(DIRECTIVE) Copy out each line that includes the word "заменить".

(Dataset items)

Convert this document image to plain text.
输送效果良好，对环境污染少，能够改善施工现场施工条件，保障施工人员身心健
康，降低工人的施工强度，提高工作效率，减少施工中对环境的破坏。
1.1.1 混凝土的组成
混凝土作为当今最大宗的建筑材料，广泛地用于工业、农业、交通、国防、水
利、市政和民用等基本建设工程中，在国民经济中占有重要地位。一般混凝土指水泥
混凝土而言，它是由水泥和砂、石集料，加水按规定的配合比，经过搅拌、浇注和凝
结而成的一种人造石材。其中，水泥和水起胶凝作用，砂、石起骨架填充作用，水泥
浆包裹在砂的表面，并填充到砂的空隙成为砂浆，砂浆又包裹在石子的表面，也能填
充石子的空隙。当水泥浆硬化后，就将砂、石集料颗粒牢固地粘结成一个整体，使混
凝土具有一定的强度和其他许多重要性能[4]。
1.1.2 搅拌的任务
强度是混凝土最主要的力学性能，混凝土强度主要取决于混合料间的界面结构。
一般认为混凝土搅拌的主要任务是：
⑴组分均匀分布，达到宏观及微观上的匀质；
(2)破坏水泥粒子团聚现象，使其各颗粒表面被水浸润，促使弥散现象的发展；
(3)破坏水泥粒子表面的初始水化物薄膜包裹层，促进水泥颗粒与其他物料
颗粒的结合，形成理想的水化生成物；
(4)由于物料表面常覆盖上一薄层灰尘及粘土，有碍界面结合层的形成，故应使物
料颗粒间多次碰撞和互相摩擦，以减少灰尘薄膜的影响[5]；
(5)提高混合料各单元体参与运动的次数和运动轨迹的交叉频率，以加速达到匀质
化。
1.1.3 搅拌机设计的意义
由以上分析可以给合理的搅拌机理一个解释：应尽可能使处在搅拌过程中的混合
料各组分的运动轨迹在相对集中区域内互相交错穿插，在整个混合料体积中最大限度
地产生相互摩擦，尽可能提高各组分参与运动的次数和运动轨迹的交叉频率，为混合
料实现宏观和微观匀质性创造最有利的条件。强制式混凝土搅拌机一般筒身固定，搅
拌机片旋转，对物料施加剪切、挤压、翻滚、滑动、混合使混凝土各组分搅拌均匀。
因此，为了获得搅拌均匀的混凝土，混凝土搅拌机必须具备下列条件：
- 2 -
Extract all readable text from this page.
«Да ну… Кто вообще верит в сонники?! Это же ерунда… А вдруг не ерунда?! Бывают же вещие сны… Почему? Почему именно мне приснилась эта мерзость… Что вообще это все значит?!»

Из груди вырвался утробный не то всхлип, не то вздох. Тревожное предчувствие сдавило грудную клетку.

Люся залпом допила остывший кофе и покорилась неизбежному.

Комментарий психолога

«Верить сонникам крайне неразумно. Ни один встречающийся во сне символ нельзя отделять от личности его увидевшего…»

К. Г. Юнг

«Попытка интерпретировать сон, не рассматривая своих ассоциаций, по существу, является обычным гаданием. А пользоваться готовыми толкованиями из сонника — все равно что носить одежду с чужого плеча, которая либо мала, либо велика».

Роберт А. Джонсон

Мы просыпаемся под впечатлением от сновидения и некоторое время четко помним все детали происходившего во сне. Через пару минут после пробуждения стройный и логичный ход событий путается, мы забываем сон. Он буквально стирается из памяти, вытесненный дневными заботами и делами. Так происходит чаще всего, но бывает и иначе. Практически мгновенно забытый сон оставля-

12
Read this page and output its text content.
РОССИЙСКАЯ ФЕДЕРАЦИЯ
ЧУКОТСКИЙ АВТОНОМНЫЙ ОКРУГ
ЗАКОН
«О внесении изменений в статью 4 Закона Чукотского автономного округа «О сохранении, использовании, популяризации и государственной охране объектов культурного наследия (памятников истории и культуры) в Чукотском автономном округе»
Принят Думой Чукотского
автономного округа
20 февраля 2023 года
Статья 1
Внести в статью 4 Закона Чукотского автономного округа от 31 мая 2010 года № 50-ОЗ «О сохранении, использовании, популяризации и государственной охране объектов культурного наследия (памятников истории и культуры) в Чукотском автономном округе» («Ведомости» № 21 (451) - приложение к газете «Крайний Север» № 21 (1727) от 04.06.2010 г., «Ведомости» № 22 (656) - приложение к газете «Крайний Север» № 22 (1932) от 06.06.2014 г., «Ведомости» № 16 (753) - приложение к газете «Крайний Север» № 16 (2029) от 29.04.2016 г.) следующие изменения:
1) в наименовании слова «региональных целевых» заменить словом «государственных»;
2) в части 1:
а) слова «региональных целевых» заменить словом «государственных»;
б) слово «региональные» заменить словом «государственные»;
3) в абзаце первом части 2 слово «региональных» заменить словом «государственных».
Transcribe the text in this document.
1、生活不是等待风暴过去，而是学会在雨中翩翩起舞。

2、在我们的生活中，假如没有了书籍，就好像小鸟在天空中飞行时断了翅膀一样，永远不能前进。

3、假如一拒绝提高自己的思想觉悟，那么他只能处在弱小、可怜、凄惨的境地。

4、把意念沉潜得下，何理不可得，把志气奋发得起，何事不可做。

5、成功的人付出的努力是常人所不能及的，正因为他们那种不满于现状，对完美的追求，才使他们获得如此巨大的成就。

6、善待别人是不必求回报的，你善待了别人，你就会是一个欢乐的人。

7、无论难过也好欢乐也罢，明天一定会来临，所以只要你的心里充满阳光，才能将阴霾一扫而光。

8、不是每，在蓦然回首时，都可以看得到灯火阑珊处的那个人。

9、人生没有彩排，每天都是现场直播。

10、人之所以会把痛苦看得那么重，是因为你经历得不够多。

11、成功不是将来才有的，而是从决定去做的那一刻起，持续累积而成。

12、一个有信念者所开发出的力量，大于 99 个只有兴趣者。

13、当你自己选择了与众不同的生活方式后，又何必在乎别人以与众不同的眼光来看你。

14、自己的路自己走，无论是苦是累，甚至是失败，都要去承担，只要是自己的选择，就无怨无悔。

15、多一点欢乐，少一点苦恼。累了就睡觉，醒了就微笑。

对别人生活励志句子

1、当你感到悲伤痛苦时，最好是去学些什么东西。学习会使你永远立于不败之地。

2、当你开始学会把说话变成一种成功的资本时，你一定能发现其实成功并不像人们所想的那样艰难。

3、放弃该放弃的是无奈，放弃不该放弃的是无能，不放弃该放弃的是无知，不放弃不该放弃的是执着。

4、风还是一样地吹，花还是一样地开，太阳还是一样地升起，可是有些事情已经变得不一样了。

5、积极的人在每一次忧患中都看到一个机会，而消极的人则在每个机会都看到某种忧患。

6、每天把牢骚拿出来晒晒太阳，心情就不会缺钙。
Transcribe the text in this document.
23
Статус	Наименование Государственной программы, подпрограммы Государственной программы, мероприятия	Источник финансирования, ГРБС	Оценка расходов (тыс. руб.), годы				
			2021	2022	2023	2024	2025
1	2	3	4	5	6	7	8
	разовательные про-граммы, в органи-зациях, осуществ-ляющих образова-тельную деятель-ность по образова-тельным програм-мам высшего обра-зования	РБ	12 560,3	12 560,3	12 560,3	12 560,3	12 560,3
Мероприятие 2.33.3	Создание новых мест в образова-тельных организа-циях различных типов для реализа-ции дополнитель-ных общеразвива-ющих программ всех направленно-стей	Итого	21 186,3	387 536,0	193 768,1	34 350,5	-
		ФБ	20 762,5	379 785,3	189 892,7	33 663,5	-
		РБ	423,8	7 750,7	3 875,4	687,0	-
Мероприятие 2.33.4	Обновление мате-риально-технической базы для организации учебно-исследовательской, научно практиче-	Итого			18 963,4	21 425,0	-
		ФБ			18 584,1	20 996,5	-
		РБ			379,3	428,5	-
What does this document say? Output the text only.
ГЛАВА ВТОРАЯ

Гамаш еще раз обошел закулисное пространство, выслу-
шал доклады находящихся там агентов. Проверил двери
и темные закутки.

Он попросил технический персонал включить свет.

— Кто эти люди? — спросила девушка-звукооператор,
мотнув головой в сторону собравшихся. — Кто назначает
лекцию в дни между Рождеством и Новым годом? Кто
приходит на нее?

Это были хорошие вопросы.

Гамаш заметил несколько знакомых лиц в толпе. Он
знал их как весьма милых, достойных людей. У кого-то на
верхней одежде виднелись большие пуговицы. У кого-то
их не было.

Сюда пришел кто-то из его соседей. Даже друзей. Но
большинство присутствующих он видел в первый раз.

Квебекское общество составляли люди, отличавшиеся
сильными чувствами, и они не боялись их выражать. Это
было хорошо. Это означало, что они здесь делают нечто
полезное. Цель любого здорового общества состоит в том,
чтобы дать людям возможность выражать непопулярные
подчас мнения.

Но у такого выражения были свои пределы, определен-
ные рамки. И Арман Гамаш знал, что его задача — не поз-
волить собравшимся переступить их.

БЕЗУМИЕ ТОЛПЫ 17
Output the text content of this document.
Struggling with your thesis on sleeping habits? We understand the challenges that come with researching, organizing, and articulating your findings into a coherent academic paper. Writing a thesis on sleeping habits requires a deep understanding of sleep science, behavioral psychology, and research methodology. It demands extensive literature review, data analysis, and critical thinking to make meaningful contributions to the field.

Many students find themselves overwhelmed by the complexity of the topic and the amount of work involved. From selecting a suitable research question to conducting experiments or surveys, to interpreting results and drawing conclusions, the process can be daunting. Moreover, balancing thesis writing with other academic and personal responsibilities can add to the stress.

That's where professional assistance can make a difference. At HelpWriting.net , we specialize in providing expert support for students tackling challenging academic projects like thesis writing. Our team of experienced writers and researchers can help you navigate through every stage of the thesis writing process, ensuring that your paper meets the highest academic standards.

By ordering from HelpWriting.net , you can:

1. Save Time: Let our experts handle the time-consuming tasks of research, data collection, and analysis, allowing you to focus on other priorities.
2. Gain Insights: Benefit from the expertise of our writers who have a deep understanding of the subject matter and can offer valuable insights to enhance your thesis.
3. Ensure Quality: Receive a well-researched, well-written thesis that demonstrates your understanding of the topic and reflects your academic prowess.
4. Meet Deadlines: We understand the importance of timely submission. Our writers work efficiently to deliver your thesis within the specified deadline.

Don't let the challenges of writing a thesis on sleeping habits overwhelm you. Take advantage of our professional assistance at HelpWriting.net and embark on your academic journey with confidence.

(CORRECT RESULT)
1) в наименовании слова «региональных целевых» заменить словом «государственных»;
а) слова «региональных целевых» заменить словом «государственных»;
б) слово «региональные» заменить словом «государственные»;
3) в абзаце первом части 2 слово «региональных» заменить словом «государственных».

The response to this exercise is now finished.